Data supplied:
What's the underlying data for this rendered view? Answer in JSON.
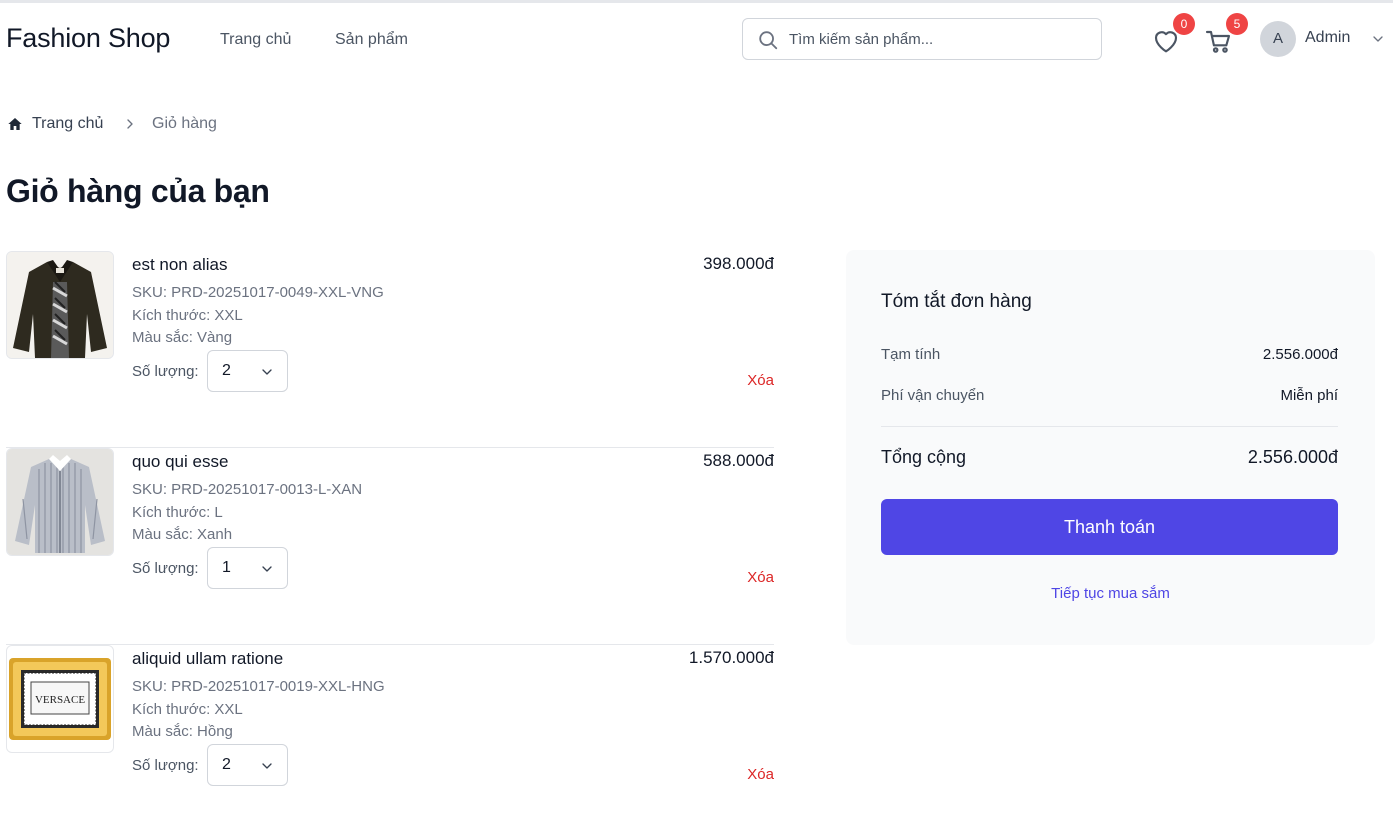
{
  "header": {
    "brand": "Fashion Shop",
    "nav": {
      "home": "Trang chủ",
      "products": "Sản phẩm"
    },
    "search": {
      "placeholder": "Tìm kiếm sản phẩm...",
      "value": ""
    },
    "wishlist_count": "0",
    "cart_count": "5",
    "user": {
      "initial": "A",
      "name": "Admin"
    }
  },
  "breadcrumb": {
    "home": "Trang chủ",
    "current": "Giỏ hàng"
  },
  "page_title": "Giỏ hàng của bạn",
  "cart": {
    "items": [
      {
        "name": "est non alias",
        "sku": "SKU: PRD-20251017-0049-XXL-VNG",
        "size": "Kích thước: XXL",
        "color": "Màu sắc: Vàng",
        "qty_label": "Số lượng:",
        "qty": "2",
        "price": "398.000đ",
        "remove": "Xóa",
        "image": "dark-jacket"
      },
      {
        "name": "quo qui esse",
        "sku": "SKU: PRD-20251017-0013-L-XAN",
        "size": "Kích thước: L",
        "color": "Màu sắc: Xanh",
        "qty_label": "Số lượng:",
        "qty": "1",
        "price": "588.000đ",
        "remove": "Xóa",
        "image": "striped-shirt"
      },
      {
        "name": "aliquid ullam ratione",
        "sku": "SKU: PRD-20251017-0019-XXL-HNG",
        "size": "Kích thước: XXL",
        "color": "Màu sắc: Hồng",
        "qty_label": "Số lượng:",
        "qty": "2",
        "price": "1.570.000đ",
        "remove": "Xóa",
        "image": "versace-tray",
        "image_text": "VERSACE"
      }
    ]
  },
  "summary": {
    "title": "Tóm tắt đơn hàng",
    "subtotal_label": "Tạm tính",
    "subtotal_value": "2.556.000đ",
    "shipping_label": "Phí vận chuyển",
    "shipping_value": "Miễn phí",
    "total_label": "Tổng cộng",
    "total_value": "2.556.000đ",
    "checkout": "Thanh toán",
    "continue": "Tiếp tục mua sắm"
  },
  "colors": {
    "accent": "#4f46e5",
    "danger": "#dc2626",
    "badge": "#ef4444"
  }
}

Stated exercise:
Using the material above, retype each entry exactly and omit the pictures.

Task output:
What's the underlying data for this rendered view? Answer in JSON.
{
  "header": {
    "brand": "Fashion Shop",
    "nav": {
      "home": "Trang chủ",
      "products": "Sản phẩm"
    },
    "search": {
      "placeholder": "Tìm kiếm sản phẩm...",
      "value": ""
    },
    "wishlist_count": "0",
    "cart_count": "5",
    "user": {
      "initial": "A",
      "name": "Admin"
    }
  },
  "breadcrumb": {
    "home": "Trang chủ",
    "current": "Giỏ hàng"
  },
  "page_title": "Giỏ hàng của bạn",
  "cart": {
    "items": [
      {
        "name": "est non alias",
        "sku": "SKU: PRD-20251017-0049-XXL-VNG",
        "size": "Kích thước: XXL",
        "color": "Màu sắc: Vàng",
        "qty_label": "Số lượng:",
        "qty": "2",
        "price": "398.000đ",
        "remove": "Xóa",
        "image": "dark-jacket"
      },
      {
        "name": "quo qui esse",
        "sku": "SKU: PRD-20251017-0013-L-XAN",
        "size": "Kích thước: L",
        "color": "Màu sắc: Xanh",
        "qty_label": "Số lượng:",
        "qty": "1",
        "price": "588.000đ",
        "remove": "Xóa",
        "image": "striped-shirt"
      },
      {
        "name": "aliquid ullam ratione",
        "sku": "SKU: PRD-20251017-0019-XXL-HNG",
        "size": "Kích thước: XXL",
        "color": "Màu sắc: Hồng",
        "qty_label": "Số lượng:",
        "qty": "2",
        "price": "1.570.000đ",
        "remove": "Xóa",
        "image": "versace-tray",
        "image_text": "VERSACE"
      }
    ]
  },
  "summary": {
    "title": "Tóm tắt đơn hàng",
    "subtotal_label": "Tạm tính",
    "subtotal_value": "2.556.000đ",
    "shipping_label": "Phí vận chuyển",
    "shipping_value": "Miễn phí",
    "total_label": "Tổng cộng",
    "total_value": "2.556.000đ",
    "checkout": "Thanh toán",
    "continue": "Tiếp tục mua sắm"
  },
  "colors": {
    "accent": "#4f46e5",
    "danger": "#dc2626",
    "badge": "#ef4444"
  }
}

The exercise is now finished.